§ Instructions for the task
Write down each entry again, exactly as it reads.

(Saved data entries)
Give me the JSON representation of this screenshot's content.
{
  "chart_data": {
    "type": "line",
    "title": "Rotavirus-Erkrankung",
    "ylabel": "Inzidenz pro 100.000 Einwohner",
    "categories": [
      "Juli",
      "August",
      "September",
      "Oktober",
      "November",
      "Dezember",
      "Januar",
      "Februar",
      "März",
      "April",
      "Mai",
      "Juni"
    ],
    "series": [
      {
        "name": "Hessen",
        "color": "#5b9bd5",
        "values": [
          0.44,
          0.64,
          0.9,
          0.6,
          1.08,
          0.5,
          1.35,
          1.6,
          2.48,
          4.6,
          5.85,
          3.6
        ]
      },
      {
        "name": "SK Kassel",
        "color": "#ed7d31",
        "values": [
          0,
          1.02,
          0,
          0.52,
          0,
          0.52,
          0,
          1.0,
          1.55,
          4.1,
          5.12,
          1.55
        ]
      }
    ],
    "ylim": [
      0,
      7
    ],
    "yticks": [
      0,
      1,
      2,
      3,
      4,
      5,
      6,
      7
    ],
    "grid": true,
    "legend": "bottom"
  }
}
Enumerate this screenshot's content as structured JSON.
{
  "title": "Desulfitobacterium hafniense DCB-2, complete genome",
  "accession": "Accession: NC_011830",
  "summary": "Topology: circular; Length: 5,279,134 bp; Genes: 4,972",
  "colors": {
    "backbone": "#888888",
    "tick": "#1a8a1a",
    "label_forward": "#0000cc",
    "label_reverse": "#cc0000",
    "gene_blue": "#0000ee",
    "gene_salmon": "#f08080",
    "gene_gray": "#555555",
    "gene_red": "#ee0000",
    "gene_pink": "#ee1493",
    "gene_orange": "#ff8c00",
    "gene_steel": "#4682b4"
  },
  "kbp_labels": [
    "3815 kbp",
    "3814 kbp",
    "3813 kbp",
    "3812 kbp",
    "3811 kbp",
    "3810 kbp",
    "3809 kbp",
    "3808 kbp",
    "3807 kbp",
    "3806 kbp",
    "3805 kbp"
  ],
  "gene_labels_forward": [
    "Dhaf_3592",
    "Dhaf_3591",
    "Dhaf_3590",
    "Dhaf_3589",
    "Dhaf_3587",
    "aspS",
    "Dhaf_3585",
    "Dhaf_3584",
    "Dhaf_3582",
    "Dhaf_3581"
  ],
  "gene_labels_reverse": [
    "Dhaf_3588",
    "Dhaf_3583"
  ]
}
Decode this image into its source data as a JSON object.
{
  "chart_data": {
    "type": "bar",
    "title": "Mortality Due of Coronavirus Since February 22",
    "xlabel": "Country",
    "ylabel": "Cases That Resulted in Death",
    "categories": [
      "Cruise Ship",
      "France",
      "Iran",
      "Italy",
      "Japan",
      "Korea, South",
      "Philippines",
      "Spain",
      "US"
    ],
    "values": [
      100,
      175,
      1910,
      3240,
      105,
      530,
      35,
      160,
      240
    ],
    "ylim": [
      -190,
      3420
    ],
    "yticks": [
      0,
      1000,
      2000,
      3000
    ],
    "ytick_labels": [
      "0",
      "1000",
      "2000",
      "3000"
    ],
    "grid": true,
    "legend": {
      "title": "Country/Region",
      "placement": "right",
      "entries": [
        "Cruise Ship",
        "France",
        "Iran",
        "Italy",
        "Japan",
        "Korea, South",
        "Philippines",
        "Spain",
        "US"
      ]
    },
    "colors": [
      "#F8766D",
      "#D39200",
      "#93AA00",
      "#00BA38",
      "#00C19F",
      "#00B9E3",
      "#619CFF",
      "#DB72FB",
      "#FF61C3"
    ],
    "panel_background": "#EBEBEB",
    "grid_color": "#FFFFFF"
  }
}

§ Exercise solution
Give me the JSON representation of this screenshot's content.
{
  "chart_data": {
    "type": "line",
    "title": "Rotavirus-Erkrankung",
    "ylabel": "Inzidenz pro 100.000 Einwohner",
    "categories": [
      "Juli",
      "August",
      "September",
      "Oktober",
      "November",
      "Dezember",
      "Januar",
      "Februar",
      "März",
      "April",
      "Mai",
      "Juni"
    ],
    "series": [
      {
        "name": "Hessen",
        "color": "#5b9bd5",
        "values": [
          0.44,
          0.64,
          0.9,
          0.6,
          1.08,
          0.5,
          1.35,
          1.6,
          2.48,
          4.6,
          5.85,
          3.6
        ]
      },
      {
        "name": "SK Kassel",
        "color": "#ed7d31",
        "values": [
          0,
          1.02,
          0,
          0.52,
          0,
          0.52,
          0,
          1.0,
          1.55,
          4.1,
          5.12,
          1.55
        ]
      }
    ],
    "ylim": [
      0,
      7
    ],
    "yticks": [
      0,
      1,
      2,
      3,
      4,
      5,
      6,
      7
    ],
    "grid": true,
    "legend": "bottom"
  }
}
Enumerate this screenshot's content as structured JSON.
{
  "title": "Desulfitobacterium hafniense DCB-2, complete genome",
  "accession": "Accession: NC_011830",
  "summary": "Topology: circular; Length: 5,279,134 bp; Genes: 4,972",
  "colors": {
    "backbone": "#888888",
    "tick": "#1a8a1a",
    "label_forward": "#0000cc",
    "label_reverse": "#cc0000",
    "gene_blue": "#0000ee",
    "gene_salmon": "#f08080",
    "gene_gray": "#555555",
    "gene_red": "#ee0000",
    "gene_pink": "#ee1493",
    "gene_orange": "#ff8c00",
    "gene_steel": "#4682b4"
  },
  "kbp_labels": [
    "3815 kbp",
    "3814 kbp",
    "3813 kbp",
    "3812 kbp",
    "3811 kbp",
    "3810 kbp",
    "3809 kbp",
    "3808 kbp",
    "3807 kbp",
    "3806 kbp",
    "3805 kbp"
  ],
  "gene_labels_forward": [
    "Dhaf_3592",
    "Dhaf_3591",
    "Dhaf_3590",
    "Dhaf_3589",
    "Dhaf_3587",
    "aspS",
    "Dhaf_3585",
    "Dhaf_3584",
    "Dhaf_3582",
    "Dhaf_3581"
  ],
  "gene_labels_reverse": [
    "Dhaf_3588",
    "Dhaf_3583"
  ]
}
Decode this image into its source data as a JSON object.
{
  "chart_data": {
    "type": "bar",
    "title": "Mortality Due of Coronavirus Since February 22",
    "xlabel": "Country",
    "ylabel": "Cases That Resulted in Death",
    "categories": [
      "Cruise Ship",
      "France",
      "Iran",
      "Italy",
      "Japan",
      "Korea, South",
      "Philippines",
      "Spain",
      "US"
    ],
    "values": [
      100,
      175,
      1910,
      3240,
      105,
      530,
      35,
      160,
      240
    ],
    "ylim": [
      -190,
      3420
    ],
    "yticks": [
      0,
      1000,
      2000,
      3000
    ],
    "ytick_labels": [
      "0",
      "1000",
      "2000",
      "3000"
    ],
    "grid": true,
    "legend": {
      "title": "Country/Region",
      "placement": "right",
      "entries": [
        "Cruise Ship",
        "France",
        "Iran",
        "Italy",
        "Japan",
        "Korea, South",
        "Philippines",
        "Spain",
        "US"
      ]
    },
    "colors": [
      "#F8766D",
      "#D39200",
      "#93AA00",
      "#00BA38",
      "#00C19F",
      "#00B9E3",
      "#619CFF",
      "#DB72FB",
      "#FF61C3"
    ],
    "panel_background": "#EBEBEB",
    "grid_color": "#FFFFFF"
  }
}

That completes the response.